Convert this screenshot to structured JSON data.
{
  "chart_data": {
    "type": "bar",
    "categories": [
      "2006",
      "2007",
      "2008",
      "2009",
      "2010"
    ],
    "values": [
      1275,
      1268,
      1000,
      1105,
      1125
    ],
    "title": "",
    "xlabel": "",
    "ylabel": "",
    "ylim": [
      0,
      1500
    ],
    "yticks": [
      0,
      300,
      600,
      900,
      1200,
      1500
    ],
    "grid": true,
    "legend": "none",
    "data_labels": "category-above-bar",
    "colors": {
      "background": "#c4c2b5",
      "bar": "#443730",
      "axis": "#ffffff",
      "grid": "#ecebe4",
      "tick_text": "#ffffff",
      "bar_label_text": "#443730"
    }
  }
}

---

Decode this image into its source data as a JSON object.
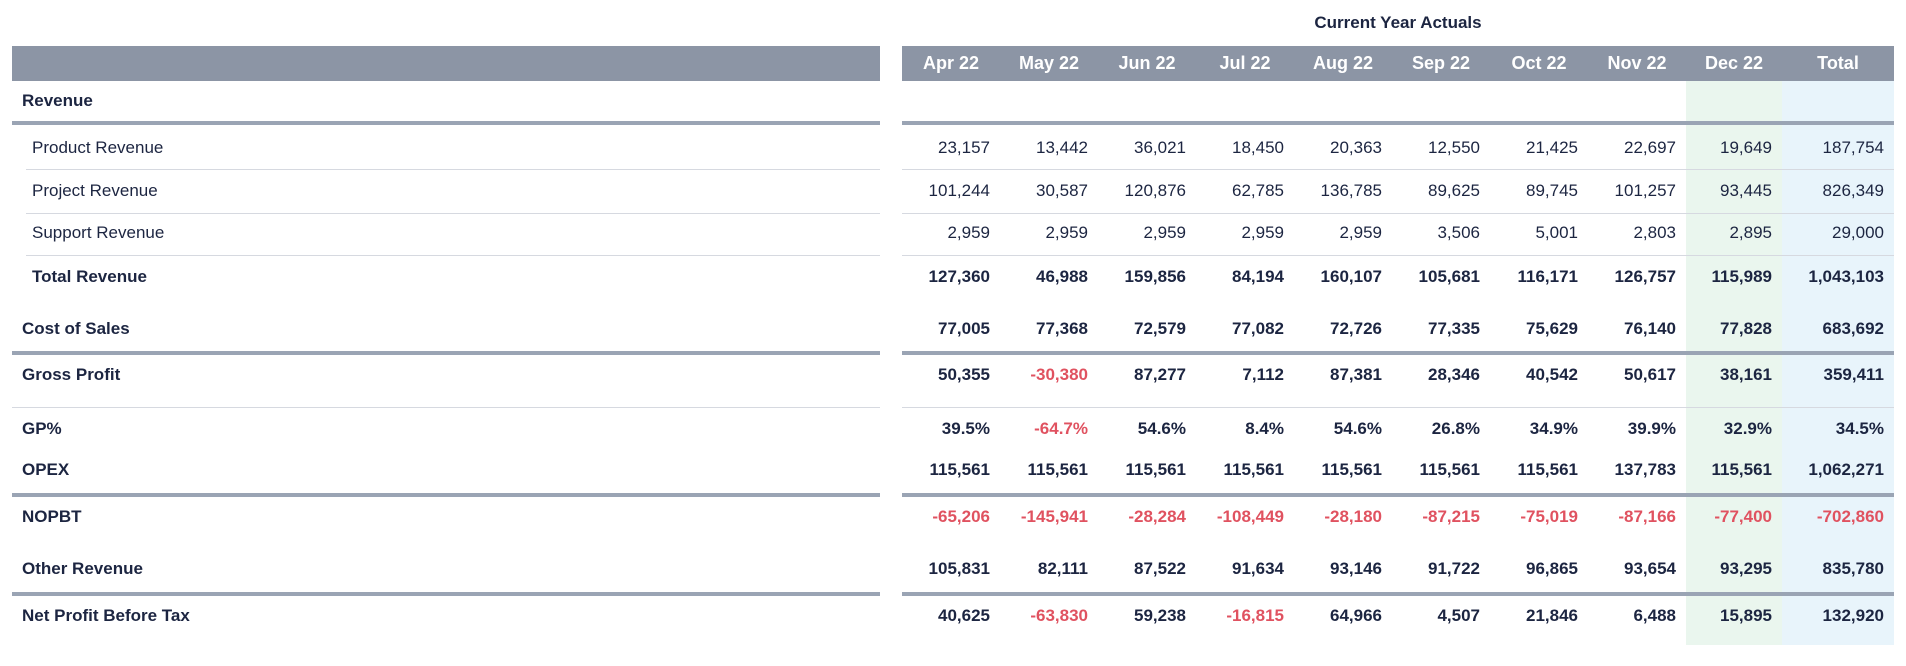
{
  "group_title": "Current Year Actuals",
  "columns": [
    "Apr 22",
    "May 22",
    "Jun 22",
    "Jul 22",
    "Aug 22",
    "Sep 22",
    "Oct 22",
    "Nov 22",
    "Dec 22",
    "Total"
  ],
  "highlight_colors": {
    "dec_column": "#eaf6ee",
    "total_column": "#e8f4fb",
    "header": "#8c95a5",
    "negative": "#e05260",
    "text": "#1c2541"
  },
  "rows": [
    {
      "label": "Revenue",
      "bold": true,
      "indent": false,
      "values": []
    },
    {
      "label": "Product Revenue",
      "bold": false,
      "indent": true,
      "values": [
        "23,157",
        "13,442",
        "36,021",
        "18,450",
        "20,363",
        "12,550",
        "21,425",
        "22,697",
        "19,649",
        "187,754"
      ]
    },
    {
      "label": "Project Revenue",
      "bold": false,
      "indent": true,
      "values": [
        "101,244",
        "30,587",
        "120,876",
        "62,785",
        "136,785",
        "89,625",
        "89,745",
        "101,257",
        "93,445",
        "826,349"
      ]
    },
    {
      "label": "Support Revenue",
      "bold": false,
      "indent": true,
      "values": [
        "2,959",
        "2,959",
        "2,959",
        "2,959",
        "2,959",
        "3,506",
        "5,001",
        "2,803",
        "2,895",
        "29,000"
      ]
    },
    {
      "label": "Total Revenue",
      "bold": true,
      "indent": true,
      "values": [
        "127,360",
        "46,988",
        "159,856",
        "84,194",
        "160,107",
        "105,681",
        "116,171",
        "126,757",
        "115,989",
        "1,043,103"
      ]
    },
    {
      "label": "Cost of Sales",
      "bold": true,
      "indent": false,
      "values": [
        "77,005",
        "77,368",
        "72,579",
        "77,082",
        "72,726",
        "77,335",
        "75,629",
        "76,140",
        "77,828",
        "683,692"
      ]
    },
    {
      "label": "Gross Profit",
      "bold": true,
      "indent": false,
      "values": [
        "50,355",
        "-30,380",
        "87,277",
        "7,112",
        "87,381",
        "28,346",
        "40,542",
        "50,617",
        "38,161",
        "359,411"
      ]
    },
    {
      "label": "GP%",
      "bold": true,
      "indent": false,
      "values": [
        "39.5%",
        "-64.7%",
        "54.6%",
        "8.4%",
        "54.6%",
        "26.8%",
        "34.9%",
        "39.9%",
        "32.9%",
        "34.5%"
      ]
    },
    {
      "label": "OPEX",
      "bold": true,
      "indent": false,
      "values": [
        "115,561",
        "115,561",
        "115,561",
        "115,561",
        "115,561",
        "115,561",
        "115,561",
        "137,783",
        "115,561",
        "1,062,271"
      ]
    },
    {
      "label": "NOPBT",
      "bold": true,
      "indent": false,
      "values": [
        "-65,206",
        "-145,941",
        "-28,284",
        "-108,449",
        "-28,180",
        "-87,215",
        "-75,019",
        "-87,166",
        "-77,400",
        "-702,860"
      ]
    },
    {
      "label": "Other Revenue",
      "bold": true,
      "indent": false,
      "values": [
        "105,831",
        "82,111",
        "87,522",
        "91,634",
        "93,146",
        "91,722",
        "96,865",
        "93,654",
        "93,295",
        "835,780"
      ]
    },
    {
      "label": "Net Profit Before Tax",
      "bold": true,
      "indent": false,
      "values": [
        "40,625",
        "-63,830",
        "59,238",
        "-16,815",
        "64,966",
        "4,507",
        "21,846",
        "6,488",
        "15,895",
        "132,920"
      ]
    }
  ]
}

_To be done_
In the entries above, find each line with the string "Profit" and copy it.

_Response for this exercise_
      "label": "Gross Profit",
      "label": "Net Profit Before Tax",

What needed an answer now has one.